### EXERCISE
Copy out, exactly as written, only the line containing "What does this" and the lines after it through the end of the records.

⁂

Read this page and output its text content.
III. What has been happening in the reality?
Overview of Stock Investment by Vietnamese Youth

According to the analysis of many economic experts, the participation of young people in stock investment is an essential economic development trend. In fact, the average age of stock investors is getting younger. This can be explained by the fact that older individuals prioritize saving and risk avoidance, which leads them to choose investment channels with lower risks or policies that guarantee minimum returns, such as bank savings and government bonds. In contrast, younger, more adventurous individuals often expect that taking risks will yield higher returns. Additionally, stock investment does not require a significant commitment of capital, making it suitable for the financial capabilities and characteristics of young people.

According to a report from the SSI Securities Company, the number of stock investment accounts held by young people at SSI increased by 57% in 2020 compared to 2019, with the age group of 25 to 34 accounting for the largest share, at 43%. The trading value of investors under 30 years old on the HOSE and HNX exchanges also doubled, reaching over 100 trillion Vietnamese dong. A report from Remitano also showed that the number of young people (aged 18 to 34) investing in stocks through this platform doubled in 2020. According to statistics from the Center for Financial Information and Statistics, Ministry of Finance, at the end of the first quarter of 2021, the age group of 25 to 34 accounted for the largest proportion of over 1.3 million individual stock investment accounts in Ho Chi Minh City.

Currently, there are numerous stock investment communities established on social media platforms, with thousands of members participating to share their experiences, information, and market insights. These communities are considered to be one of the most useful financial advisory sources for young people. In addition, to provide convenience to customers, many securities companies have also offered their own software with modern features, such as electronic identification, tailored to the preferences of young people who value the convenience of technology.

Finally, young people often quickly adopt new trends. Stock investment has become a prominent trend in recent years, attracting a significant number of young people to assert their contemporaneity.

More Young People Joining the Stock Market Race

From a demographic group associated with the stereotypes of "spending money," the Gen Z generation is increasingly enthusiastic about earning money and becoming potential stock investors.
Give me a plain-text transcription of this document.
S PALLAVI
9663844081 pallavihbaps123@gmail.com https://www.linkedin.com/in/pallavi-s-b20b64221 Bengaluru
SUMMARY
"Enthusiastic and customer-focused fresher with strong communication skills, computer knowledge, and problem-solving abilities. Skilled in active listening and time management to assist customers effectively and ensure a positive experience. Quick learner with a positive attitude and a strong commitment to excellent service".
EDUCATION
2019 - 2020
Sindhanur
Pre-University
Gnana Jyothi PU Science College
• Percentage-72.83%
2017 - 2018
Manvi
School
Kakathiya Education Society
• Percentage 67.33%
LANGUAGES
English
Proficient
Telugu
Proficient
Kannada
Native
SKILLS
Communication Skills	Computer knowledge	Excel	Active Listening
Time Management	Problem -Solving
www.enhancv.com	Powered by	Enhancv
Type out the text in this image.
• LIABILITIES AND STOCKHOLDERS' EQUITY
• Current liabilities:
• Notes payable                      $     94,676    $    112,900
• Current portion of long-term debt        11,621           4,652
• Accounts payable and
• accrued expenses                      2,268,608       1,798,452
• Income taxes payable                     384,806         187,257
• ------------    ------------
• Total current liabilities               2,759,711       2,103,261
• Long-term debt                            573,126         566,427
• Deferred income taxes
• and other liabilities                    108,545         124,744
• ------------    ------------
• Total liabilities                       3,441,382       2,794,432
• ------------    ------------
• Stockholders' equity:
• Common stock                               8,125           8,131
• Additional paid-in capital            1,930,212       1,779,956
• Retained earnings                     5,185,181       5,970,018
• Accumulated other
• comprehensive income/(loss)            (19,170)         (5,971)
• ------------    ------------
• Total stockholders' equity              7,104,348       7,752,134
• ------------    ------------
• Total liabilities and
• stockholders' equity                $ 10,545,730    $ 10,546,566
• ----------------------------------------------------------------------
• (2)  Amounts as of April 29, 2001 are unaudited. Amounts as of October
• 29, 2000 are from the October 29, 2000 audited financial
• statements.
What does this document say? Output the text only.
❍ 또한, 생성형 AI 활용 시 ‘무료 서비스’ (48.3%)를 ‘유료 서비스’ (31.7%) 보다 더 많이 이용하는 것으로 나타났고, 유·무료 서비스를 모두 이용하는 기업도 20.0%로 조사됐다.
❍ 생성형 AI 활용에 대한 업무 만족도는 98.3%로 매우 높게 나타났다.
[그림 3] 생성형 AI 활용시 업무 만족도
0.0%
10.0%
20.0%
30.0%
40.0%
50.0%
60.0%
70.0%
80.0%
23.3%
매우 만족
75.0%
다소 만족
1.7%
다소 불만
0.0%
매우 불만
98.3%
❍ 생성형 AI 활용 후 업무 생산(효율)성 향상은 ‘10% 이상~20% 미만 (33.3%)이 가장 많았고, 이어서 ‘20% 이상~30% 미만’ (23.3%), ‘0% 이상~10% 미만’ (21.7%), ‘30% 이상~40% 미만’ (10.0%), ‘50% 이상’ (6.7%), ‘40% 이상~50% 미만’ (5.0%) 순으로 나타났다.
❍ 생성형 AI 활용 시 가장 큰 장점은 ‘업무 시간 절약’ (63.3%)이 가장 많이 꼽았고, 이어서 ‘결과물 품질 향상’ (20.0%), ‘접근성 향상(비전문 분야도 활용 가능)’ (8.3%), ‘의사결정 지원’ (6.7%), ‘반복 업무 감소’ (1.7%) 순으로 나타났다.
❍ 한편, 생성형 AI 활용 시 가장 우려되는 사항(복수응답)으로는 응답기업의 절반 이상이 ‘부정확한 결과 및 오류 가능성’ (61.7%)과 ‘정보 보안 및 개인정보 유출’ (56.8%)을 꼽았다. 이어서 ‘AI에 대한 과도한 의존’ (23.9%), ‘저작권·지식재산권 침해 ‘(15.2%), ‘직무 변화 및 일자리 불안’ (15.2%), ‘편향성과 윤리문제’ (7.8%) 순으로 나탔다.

⁂

### RESULT OF THIS TASK
What does this document say? Output the text only.
❍ 또한, 생성형 AI 활용 시 ‘무료 서비스’ (48.3%)를 ‘유료 서비스’ (31.7%) 보다 더 많이 이용하는 것으로 나타났고, 유·무료 서비스를 모두 이용하는 기업도 20.0%로 조사됐다.
❍ 생성형 AI 활용에 대한 업무 만족도는 98.3%로 매우 높게 나타났다.
[그림 3] 생성형 AI 활용시 업무 만족도
0.0%
10.0%
20.0%
30.0%
40.0%
50.0%
60.0%
70.0%
80.0%
23.3%
매우 만족
75.0%
다소 만족
1.7%
다소 불만
0.0%
매우 불만
98.3%
❍ 생성형 AI 활용 후 업무 생산(효율)성 향상은 ‘10% 이상~20% 미만 (33.3%)이 가장 많았고, 이어서 ‘20% 이상~30% 미만’ (23.3%), ‘0% 이상~10% 미만’ (21.7%), ‘30% 이상~40% 미만’ (10.0%), ‘50% 이상’ (6.7%), ‘40% 이상~50% 미만’ (5.0%) 순으로 나타났다.
❍ 생성형 AI 활용 시 가장 큰 장점은 ‘업무 시간 절약’ (63.3%)이 가장 많이 꼽았고, 이어서 ‘결과물 품질 향상’ (20.0%), ‘접근성 향상(비전문 분야도 활용 가능)’ (8.3%), ‘의사결정 지원’ (6.7%), ‘반복 업무 감소’ (1.7%) 순으로 나타났다.
❍ 한편, 생성형 AI 활용 시 가장 우려되는 사항(복수응답)으로는 응답기업의 절반 이상이 ‘부정확한 결과 및 오류 가능성’ (61.7%)과 ‘정보 보안 및 개인정보 유출’ (56.8%)을 꼽았다. 이어서 ‘AI에 대한 과도한 의존’ (23.9%), ‘저작권·지식재산권 침해 ‘(15.2%), ‘직무 변화 및 일자리 불안’ (15.2%), ‘편향성과 윤리문제’ (7.8%) 순으로 나탔다.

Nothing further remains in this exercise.